- _WRITTEN TASK_: Reproduce the listing below without any change.

- _EXERCISE INPUT_:
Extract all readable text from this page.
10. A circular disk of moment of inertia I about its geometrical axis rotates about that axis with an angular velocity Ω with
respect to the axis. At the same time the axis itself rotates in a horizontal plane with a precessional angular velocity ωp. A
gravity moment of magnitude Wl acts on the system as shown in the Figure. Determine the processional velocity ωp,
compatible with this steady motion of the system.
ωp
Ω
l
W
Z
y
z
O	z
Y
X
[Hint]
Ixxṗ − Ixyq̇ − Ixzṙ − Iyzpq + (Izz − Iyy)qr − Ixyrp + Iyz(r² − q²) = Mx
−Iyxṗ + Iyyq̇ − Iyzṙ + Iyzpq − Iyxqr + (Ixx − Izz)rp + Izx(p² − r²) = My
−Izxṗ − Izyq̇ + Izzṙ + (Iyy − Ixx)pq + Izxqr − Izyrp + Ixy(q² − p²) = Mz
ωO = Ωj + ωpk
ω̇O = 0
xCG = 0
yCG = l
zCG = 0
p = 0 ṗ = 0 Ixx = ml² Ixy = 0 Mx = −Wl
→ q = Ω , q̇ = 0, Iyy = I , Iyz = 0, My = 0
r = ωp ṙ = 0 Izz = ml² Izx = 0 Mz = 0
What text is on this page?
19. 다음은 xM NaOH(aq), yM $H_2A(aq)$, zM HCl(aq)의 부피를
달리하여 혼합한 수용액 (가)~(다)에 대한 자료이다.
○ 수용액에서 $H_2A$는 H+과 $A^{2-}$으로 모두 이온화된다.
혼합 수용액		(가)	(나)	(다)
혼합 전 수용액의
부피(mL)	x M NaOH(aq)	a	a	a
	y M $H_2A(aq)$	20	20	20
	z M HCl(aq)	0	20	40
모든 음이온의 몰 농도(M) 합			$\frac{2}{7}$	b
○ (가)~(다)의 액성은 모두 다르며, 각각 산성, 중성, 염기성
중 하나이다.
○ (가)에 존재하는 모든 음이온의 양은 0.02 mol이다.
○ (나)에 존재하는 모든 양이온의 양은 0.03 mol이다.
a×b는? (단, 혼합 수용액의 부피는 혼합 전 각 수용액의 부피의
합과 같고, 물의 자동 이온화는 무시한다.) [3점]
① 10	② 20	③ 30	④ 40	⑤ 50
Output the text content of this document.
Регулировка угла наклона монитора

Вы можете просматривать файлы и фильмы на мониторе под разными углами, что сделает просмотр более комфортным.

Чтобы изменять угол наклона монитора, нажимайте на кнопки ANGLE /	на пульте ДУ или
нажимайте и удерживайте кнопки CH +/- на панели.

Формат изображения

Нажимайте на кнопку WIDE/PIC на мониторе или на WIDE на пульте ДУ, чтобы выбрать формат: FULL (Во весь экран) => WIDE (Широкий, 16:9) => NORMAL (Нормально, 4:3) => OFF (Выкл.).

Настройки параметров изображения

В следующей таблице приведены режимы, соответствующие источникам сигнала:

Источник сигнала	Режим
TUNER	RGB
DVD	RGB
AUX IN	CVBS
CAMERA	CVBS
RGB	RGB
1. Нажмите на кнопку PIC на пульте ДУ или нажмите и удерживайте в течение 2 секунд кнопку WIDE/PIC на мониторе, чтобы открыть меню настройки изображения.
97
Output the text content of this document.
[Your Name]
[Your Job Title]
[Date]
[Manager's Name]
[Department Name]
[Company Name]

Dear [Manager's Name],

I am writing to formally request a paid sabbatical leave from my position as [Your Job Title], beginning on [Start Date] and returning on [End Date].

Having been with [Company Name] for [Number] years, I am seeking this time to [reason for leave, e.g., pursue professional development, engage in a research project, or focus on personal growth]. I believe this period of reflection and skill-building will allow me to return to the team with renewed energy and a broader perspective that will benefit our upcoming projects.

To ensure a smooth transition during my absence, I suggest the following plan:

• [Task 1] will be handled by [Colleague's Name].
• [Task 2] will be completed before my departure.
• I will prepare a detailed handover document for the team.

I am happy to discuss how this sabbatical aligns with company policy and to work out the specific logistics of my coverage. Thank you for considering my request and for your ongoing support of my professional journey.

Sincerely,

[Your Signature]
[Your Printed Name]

- _SOLUTION TO THIS EXERCISE_:
Extract all readable text from this page.
10. A circular disk of moment of inertia I about its geometrical axis rotates about that axis with an angular velocity Ω with
respect to the axis. At the same time the axis itself rotates in a horizontal plane with a precessional angular velocity ωp. A
gravity moment of magnitude Wl acts on the system as shown in the Figure. Determine the processional velocity ωp,
compatible with this steady motion of the system.
ωp
Ω
l
W
Z
y
z
O	z
Y
X
[Hint]
Ixxṗ − Ixyq̇ − Ixzṙ − Iyzpq + (Izz − Iyy)qr − Ixyrp + Iyz(r² − q²) = Mx
−Iyxṗ + Iyyq̇ − Iyzṙ + Iyzpq − Iyxqr + (Ixx − Izz)rp + Izx(p² − r²) = My
−Izxṗ − Izyq̇ + Izzṙ + (Iyy − Ixx)pq + Izxqr − Izyrp + Ixy(q² − p²) = Mz
ωO = Ωj + ωpk
ω̇O = 0
xCG = 0
yCG = l
zCG = 0
p = 0 ṗ = 0 Ixx = ml² Ixy = 0 Mx = −Wl
→ q = Ω , q̇ = 0, Iyy = I , Iyz = 0, My = 0
r = ωp ṙ = 0 Izz = ml² Izx = 0 Mz = 0
What text is on this page?
19. 다음은 xM NaOH(aq), yM $H_2A(aq)$, zM HCl(aq)의 부피를
달리하여 혼합한 수용액 (가)~(다)에 대한 자료이다.
○ 수용액에서 $H_2A$는 H+과 $A^{2-}$으로 모두 이온화된다.
혼합 수용액		(가)	(나)	(다)
혼합 전 수용액의
부피(mL)	x M NaOH(aq)	a	a	a
	y M $H_2A(aq)$	20	20	20
	z M HCl(aq)	0	20	40
모든 음이온의 몰 농도(M) 합			$\frac{2}{7}$	b
○ (가)~(다)의 액성은 모두 다르며, 각각 산성, 중성, 염기성
중 하나이다.
○ (가)에 존재하는 모든 음이온의 양은 0.02 mol이다.
○ (나)에 존재하는 모든 양이온의 양은 0.03 mol이다.
a×b는? (단, 혼합 수용액의 부피는 혼합 전 각 수용액의 부피의
합과 같고, 물의 자동 이온화는 무시한다.) [3점]
① 10	② 20	③ 30	④ 40	⑤ 50
Output the text content of this document.
Регулировка угла наклона монитора

Вы можете просматривать файлы и фильмы на мониторе под разными углами, что сделает просмотр более комфортным.

Чтобы изменять угол наклона монитора, нажимайте на кнопки ANGLE /	на пульте ДУ или
нажимайте и удерживайте кнопки CH +/- на панели.

Формат изображения

Нажимайте на кнопку WIDE/PIC на мониторе или на WIDE на пульте ДУ, чтобы выбрать формат: FULL (Во весь экран) => WIDE (Широкий, 16:9) => NORMAL (Нормально, 4:3) => OFF (Выкл.).

Настройки параметров изображения

В следующей таблице приведены режимы, соответствующие источникам сигнала:

Источник сигнала	Режим
TUNER	RGB
DVD	RGB
AUX IN	CVBS
CAMERA	CVBS
RGB	RGB
1. Нажмите на кнопку PIC на пульте ДУ или нажмите и удерживайте в течение 2 секунд кнопку WIDE/PIC на мониторе, чтобы открыть меню настройки изображения.
97
Output the text content of this document.
[Your Name]
[Your Job Title]
[Date]
[Manager's Name]
[Department Name]
[Company Name]

Dear [Manager's Name],

I am writing to formally request a paid sabbatical leave from my position as [Your Job Title], beginning on [Start Date] and returning on [End Date].

Having been with [Company Name] for [Number] years, I am seeking this time to [reason for leave, e.g., pursue professional development, engage in a research project, or focus on personal growth]. I believe this period of reflection and skill-building will allow me to return to the team with renewed energy and a broader perspective that will benefit our upcoming projects.

To ensure a smooth transition during my absence, I suggest the following plan:

• [Task 1] will be handled by [Colleague's Name].
• [Task 2] will be completed before my departure.
• I will prepare a detailed handover document for the team.

I am happy to discuss how this sabbatical aligns with company policy and to work out the specific logistics of my coverage. Thank you for considering my request and for your ongoing support of my professional journey.

Sincerely,

[Your Signature]
[Your Printed Name]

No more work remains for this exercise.